Exercise task: Word for word, print each line of the listing below; pictures stay out.

Given entries:
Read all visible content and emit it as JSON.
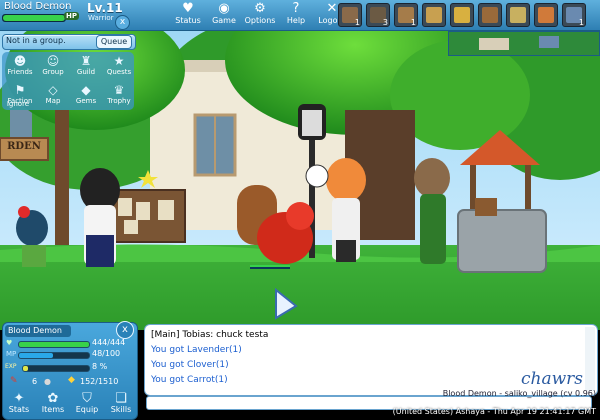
{
  "player": {
    "name": "Blood Demon",
    "level": "Lv.11",
    "class": "Warrior",
    "hp_label": "HP",
    "hp_value": "444/444",
    "hp_fraction": 1.0,
    "mp_value": "48/100",
    "mp_fraction": 0.48,
    "exp_label": "EXP",
    "exp_value": "8 %",
    "exp_fraction": 0.08,
    "gems": "6",
    "gold": "152/1510"
  },
  "top_nav": [
    {
      "label": "Status",
      "icon": "heart-icon"
    },
    {
      "label": "Game",
      "icon": "game-icon"
    },
    {
      "label": "Options",
      "icon": "options-icon"
    },
    {
      "label": "Help",
      "icon": "help-icon"
    },
    {
      "label": "Logout",
      "icon": "logout-icon"
    }
  ],
  "hotbar": [
    {
      "count": "1",
      "color": "#8a6a4a"
    },
    {
      "count": "3",
      "color": "#6b5a44"
    },
    {
      "count": "1",
      "color": "#a57c4a"
    },
    {
      "count": "",
      "color": "#c8a050"
    },
    {
      "count": "",
      "color": "#d8b040"
    },
    {
      "count": "",
      "color": "#9a6a3a"
    },
    {
      "count": "",
      "color": "#c8b060"
    },
    {
      "count": "",
      "color": "#d07a3a"
    },
    {
      "count": "1",
      "color": "#6a8ab0"
    }
  ],
  "group": {
    "status": "Not in a group.",
    "queue_label": "Queue"
  },
  "social_menu": [
    {
      "label": "Friends",
      "icon": "friends-icon"
    },
    {
      "label": "Group",
      "icon": "group-icon"
    },
    {
      "label": "Guild",
      "icon": "guild-icon"
    },
    {
      "label": "Quests",
      "icon": "quests-icon"
    },
    {
      "label": "Faction",
      "icon": "faction-icon"
    },
    {
      "label": "Map",
      "icon": "map-icon"
    },
    {
      "label": "Gems",
      "icon": "gems-icon"
    },
    {
      "label": "Trophy",
      "icon": "trophy-icon"
    }
  ],
  "faction_extra": "Ignore",
  "scene": {
    "sign_text": "RDEN"
  },
  "bottom_buttons": [
    {
      "label": "Stats",
      "icon": "stats-icon"
    },
    {
      "label": "Items",
      "icon": "items-icon"
    },
    {
      "label": "Equip",
      "icon": "equip-icon"
    },
    {
      "label": "Skills",
      "icon": "skills-icon"
    }
  ],
  "chat": {
    "lines": [
      {
        "text": "[Main] Tobias: chuck testa",
        "color": "#000000"
      },
      {
        "text": "You got Lavender(1)",
        "color": "#1c5fd0"
      },
      {
        "text": "You got Clover(1)",
        "color": "#1c5fd0"
      },
      {
        "text": "You got Carrot(1)",
        "color": "#1c5fd0"
      }
    ],
    "input_value": ""
  },
  "footer": {
    "brand": "chawrs",
    "line1": "Blood Demon - saliko_village (cv 0.96)",
    "line2": "(United States) Ashaya - Thu Apr 19 21:41:17 GMT"
  },
  "colors": {
    "hp": "#38d24a",
    "mp": "#2aa8e8",
    "exp": "#e0e64a",
    "accent": "#2e7fb3"
  }
}
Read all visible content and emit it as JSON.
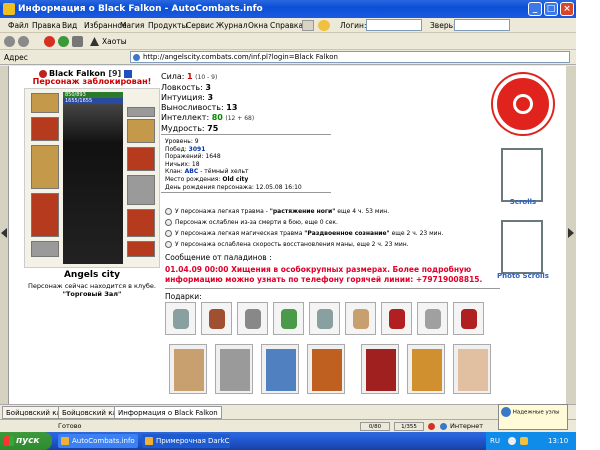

Task output:
Read all visible content and emit it as JSON.
{
  "player": {
    "name": "Blood Demon",
    "level": "Lv.11",
    "class": "Warrior",
    "hp_label": "HP",
    "hp_value": "444/444",
    "hp_fraction": 1.0,
    "mp_value": "48/100",
    "mp_fraction": 0.48,
    "exp_label": "EXP",
    "exp_value": "8 %",
    "exp_fraction": 0.08,
    "gems": "6",
    "gold": "152/1510"
  },
  "top_nav": [
    {
      "label": "Status",
      "icon": "heart-icon"
    },
    {
      "label": "Game",
      "icon": "game-icon"
    },
    {
      "label": "Options",
      "icon": "options-icon"
    },
    {
      "label": "Help",
      "icon": "help-icon"
    },
    {
      "label": "Logout",
      "icon": "logout-icon"
    }
  ],
  "hotbar": [
    {
      "count": "1",
      "color": "#8a6a4a"
    },
    {
      "count": "3",
      "color": "#6b5a44"
    },
    {
      "count": "1",
      "color": "#a57c4a"
    },
    {
      "count": "",
      "color": "#c8a050"
    },
    {
      "count": "",
      "color": "#d8b040"
    },
    {
      "count": "",
      "color": "#9a6a3a"
    },
    {
      "count": "",
      "color": "#c8b060"
    },
    {
      "count": "",
      "color": "#d07a3a"
    },
    {
      "count": "1",
      "color": "#6a8ab0"
    }
  ],
  "group": {
    "status": "Not in a group.",
    "queue_label": "Queue"
  },
  "social_menu": [
    {
      "label": "Friends",
      "icon": "friends-icon"
    },
    {
      "label": "Group",
      "icon": "group-icon"
    },
    {
      "label": "Guild",
      "icon": "guild-icon"
    },
    {
      "label": "Quests",
      "icon": "quests-icon"
    },
    {
      "label": "Faction",
      "icon": "faction-icon"
    },
    {
      "label": "Map",
      "icon": "map-icon"
    },
    {
      "label": "Gems",
      "icon": "gems-icon"
    },
    {
      "label": "Trophy",
      "icon": "trophy-icon"
    }
  ],
  "faction_extra": "Ignore",
  "scene": {
    "sign_text": "RDEN"
  },
  "bottom_buttons": [
    {
      "label": "Stats",
      "icon": "stats-icon"
    },
    {
      "label": "Items",
      "icon": "items-icon"
    },
    {
      "label": "Equip",
      "icon": "equip-icon"
    },
    {
      "label": "Skills",
      "icon": "skills-icon"
    }
  ],
  "chat": {
    "lines": [
      {
        "text": "[Main] Tobias: chuck testa",
        "color": "#000000"
      },
      {
        "text": "You got Lavender(1)",
        "color": "#1c5fd0"
      },
      {
        "text": "You got Clover(1)",
        "color": "#1c5fd0"
      },
      {
        "text": "You got Carrot(1)",
        "color": "#1c5fd0"
      }
    ],
    "input_value": ""
  },
  "footer": {
    "brand": "chawrs",
    "line1": "Blood Demon - saliko_village (cv 0.96)",
    "line2": "(United States) Ashaya - Thu Apr 19 21:41:17 GMT"
  },
  "colors": {
    "hp": "#38d24a",
    "mp": "#2aa8e8",
    "exp": "#e0e64a",
    "accent": "#2e7fb3"
  }
}
Read all visible content and emit it as JSON.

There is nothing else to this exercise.